[Directions for this task] From the listing below, pull out every line where the string "Analysis" appears.

##############################

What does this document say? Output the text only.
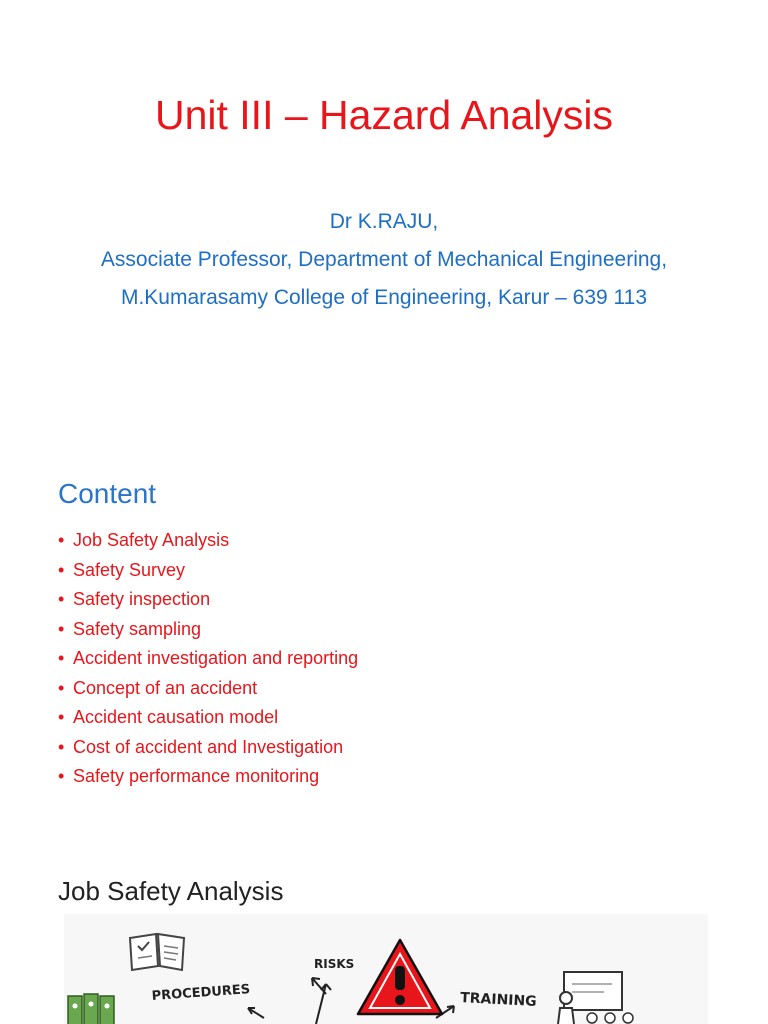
Unit III – Hazard Analysis
Dr K.RAJU,
Associate Professor, Department of Mechanical Engineering,
M.Kumarasamy College of Engineering, Karur – 639 113
Content
• Job Safety Analysis
• Safety Survey
• Safety inspection
• Safety sampling
• Accident investigation and reporting
• Concept of an accident
• Accident causation model
• Cost of accident and Investigation
• Safety performance monitoring
Job Safety Analysis
PROCEDURES
RISKS
TRAINING
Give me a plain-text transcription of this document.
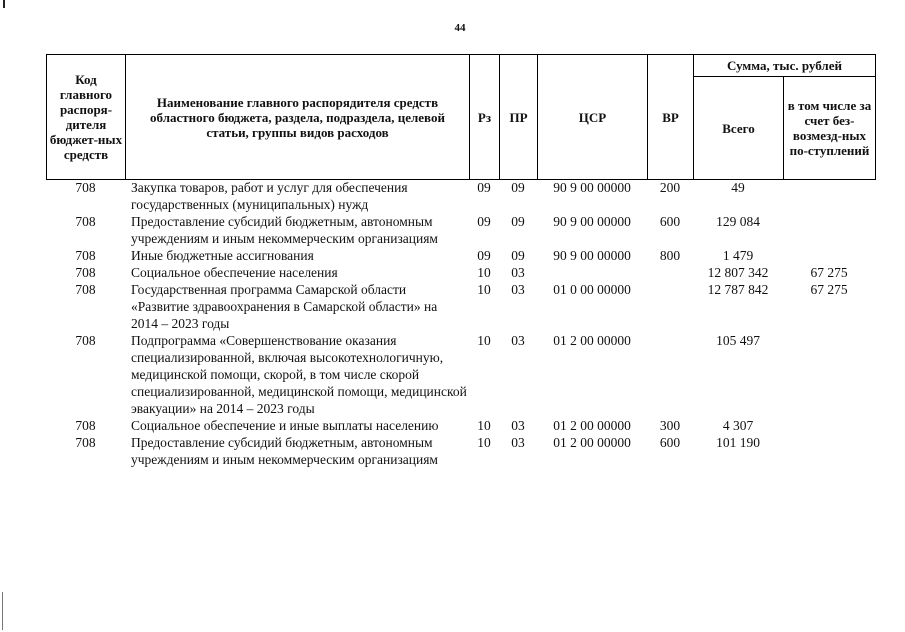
44
Код главного распоря-дителя бюджет-ных средств	Наименование главного распорядителя средств областного бюджета, раздела, подраздела, целевой статьи, группы видов расходов	Рз	ПР	ЦСР	ВР	Сумма, тыс. рублей	
						Всего	в том числе за счет без-возмезд-ных по-ступлений
708	Закупка товаров, работ и услуг для обеспечения государственных (муниципальных) нужд	09	09	90 9 00 00000	200	49	
708	Предоставление субсидий бюджетным, автономным учреждениям и иным некоммерческим организациям	09	09	90 9 00 00000	600	129 084	
708	Иные бюджетные ассигнования	09	09	90 9 00 00000	800	1 479	
708	Социальное обеспечение населения	10	03			12 807 342	67 275
708	Государственная программа Самарской области «Развитие здравоохранения в Самарской области» на 2014 – 2023 годы	10	03	01 0 00 00000		12 787 842	67 275
708	Подпрограмма «Совершенствование оказания специализированной, включая высокотехнологичную, медицинской помощи, скорой, в том числе скорой специализированной, медицинской помощи, медицинской эвакуации» на 2014 – 2023 годы	10	03	01 2 00 00000		105 497	
708	Социальное обеспечение и иные выплаты населению	10	03	01 2 00 00000	300	4 307	
708	Предоставление субсидий бюджетным, автономным учреждениям и иным некоммерческим организациям	10	03	01 2 00 00000	600	101 190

##############################

[Exercise output]
Unit III – Hazard Analysis
• Job Safety Analysis
Job Safety Analysis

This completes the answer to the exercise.